╭─ Supplied data

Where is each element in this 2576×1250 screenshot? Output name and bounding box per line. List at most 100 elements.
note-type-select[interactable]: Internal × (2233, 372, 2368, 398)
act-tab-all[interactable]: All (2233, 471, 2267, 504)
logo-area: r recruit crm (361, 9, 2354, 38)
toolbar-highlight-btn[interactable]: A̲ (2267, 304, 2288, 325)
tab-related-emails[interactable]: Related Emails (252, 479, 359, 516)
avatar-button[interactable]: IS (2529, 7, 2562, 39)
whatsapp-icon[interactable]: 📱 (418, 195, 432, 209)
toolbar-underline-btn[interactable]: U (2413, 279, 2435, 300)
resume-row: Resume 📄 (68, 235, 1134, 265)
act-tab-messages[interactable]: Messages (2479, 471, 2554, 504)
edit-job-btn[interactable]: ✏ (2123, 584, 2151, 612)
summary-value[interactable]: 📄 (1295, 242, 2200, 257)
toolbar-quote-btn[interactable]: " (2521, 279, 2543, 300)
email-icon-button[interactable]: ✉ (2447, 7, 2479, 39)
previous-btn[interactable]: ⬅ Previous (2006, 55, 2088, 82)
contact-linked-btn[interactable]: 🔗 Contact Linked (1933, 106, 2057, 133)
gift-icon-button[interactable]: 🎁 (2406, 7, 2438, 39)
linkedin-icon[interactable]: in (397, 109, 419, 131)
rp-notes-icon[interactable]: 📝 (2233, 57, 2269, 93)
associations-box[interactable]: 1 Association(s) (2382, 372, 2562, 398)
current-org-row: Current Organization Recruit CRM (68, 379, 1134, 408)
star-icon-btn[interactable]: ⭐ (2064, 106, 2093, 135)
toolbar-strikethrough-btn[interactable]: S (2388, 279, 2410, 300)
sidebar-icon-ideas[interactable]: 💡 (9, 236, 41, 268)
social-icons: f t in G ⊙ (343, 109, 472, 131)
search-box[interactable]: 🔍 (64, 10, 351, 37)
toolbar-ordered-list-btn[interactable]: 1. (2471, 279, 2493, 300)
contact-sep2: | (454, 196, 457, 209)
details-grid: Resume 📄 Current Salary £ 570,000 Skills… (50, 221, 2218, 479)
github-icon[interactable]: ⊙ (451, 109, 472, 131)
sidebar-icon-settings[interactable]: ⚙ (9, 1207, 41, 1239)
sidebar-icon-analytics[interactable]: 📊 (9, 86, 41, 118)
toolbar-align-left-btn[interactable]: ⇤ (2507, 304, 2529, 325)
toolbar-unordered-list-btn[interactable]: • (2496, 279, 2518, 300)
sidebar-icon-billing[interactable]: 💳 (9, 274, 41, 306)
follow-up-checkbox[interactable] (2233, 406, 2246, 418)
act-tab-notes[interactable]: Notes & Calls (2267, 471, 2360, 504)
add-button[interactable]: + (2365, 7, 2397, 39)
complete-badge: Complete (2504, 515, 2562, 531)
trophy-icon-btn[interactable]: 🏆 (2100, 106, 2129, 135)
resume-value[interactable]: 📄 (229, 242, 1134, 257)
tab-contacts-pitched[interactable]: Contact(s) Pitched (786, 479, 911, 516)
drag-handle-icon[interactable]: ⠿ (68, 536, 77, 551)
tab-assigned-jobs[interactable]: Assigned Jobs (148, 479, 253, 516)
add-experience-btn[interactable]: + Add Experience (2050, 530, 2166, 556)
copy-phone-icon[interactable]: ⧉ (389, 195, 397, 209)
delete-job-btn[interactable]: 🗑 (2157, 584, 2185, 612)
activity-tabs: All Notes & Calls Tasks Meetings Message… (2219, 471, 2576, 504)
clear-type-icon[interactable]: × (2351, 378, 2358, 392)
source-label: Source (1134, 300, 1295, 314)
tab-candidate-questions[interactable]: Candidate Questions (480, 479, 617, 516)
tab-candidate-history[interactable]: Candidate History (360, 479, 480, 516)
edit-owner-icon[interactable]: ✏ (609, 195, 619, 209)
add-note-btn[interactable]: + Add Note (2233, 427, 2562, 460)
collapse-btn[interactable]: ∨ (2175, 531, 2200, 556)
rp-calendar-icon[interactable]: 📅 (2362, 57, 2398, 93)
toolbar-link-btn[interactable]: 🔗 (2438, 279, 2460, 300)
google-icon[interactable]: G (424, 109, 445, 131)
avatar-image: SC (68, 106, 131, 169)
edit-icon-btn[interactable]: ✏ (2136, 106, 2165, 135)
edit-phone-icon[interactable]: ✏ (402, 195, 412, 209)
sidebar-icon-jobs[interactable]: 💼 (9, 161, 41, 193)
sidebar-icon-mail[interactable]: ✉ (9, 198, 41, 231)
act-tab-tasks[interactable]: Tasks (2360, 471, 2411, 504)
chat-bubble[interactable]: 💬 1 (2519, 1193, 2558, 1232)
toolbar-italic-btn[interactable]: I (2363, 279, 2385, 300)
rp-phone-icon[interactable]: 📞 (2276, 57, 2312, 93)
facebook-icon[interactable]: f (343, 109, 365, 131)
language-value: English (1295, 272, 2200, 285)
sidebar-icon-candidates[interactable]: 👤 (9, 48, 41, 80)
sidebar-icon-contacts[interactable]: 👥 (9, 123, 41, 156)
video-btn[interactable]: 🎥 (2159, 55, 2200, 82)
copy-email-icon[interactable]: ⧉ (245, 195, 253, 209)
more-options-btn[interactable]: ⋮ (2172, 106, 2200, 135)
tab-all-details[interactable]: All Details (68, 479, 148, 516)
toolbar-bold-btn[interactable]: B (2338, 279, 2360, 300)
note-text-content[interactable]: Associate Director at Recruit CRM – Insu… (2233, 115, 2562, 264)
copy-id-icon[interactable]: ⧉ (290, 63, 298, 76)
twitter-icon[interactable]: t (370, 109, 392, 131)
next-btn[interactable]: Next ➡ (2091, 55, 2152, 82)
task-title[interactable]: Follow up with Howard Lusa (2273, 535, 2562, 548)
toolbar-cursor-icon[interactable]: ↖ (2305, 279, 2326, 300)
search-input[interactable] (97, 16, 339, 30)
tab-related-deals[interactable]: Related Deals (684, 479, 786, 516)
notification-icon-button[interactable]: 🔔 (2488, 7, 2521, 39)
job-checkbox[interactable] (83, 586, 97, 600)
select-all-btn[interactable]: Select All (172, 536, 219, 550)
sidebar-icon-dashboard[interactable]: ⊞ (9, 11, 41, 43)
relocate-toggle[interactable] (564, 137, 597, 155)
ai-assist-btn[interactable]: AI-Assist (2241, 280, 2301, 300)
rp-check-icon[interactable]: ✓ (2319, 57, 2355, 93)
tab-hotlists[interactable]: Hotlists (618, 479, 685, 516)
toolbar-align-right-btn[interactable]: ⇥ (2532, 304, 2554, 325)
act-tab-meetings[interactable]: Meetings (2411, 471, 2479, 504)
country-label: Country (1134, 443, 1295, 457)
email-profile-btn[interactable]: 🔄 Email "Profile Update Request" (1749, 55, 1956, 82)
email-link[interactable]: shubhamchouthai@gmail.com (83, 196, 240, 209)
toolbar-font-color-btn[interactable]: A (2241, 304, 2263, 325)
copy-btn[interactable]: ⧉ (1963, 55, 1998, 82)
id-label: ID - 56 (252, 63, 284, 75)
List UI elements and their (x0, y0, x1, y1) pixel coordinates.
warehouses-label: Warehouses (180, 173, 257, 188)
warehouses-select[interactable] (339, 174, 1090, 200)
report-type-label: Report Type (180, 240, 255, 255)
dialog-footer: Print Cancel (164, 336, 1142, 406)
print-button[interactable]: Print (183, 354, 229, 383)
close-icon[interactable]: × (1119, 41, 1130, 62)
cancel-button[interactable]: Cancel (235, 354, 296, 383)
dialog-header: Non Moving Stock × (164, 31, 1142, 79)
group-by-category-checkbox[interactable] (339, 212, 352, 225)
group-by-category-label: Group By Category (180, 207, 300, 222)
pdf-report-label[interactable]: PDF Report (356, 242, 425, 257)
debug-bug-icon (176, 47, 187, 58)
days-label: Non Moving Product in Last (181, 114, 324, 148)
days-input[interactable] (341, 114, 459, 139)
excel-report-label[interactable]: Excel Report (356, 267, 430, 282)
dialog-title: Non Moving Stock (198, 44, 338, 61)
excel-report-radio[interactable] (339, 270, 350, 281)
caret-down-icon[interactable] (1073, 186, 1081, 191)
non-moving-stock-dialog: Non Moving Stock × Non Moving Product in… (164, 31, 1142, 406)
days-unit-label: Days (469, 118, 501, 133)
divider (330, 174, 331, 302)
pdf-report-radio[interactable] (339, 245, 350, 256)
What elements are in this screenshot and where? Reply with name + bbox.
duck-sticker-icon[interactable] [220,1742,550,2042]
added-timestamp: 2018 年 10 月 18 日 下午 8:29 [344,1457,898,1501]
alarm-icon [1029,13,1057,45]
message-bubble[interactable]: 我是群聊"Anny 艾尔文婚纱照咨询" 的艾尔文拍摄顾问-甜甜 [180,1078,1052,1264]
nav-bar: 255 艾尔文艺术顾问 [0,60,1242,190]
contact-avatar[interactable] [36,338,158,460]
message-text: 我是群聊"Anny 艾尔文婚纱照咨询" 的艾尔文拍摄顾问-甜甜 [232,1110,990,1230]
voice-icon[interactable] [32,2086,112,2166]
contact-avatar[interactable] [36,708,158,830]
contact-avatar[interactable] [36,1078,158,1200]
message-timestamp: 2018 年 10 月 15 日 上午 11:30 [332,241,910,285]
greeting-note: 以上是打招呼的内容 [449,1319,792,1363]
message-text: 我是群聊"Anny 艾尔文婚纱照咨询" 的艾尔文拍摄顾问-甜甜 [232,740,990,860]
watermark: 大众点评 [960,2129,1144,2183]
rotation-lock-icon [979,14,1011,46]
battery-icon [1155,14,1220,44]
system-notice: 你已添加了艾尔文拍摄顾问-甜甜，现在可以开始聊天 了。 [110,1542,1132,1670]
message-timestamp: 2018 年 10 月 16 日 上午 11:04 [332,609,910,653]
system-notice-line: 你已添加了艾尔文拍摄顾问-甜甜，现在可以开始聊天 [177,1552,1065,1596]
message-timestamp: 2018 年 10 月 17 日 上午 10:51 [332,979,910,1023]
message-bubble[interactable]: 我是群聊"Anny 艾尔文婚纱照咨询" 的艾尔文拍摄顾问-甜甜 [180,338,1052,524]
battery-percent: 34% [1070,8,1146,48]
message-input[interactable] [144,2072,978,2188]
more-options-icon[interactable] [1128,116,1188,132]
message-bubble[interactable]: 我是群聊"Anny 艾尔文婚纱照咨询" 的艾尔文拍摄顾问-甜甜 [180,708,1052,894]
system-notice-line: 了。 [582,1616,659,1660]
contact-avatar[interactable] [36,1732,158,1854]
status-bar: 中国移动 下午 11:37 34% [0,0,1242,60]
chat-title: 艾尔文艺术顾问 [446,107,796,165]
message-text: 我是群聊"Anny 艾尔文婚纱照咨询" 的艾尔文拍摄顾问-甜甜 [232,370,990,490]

╰─

Reproduce the entries without any changes from the first line up to and including the line that contains "act-tab-messages[interactable]: Messages (2479, 471, 2554, 504)".

Where is each element in this 2576×1250 screenshot? Output name and bounding box per line. List at most 100 elements.
note-type-select[interactable]: Internal × (2233, 372, 2368, 398)
act-tab-all[interactable]: All (2233, 471, 2267, 504)
logo-area: r recruit crm (361, 9, 2354, 38)
toolbar-highlight-btn[interactable]: A̲ (2267, 304, 2288, 325)
tab-related-emails[interactable]: Related Emails (252, 479, 359, 516)
avatar-button[interactable]: IS (2529, 7, 2562, 39)
whatsapp-icon[interactable]: 📱 (418, 195, 432, 209)
toolbar-underline-btn[interactable]: U (2413, 279, 2435, 300)
resume-row: Resume 📄 (68, 235, 1134, 265)
act-tab-messages[interactable]: Messages (2479, 471, 2554, 504)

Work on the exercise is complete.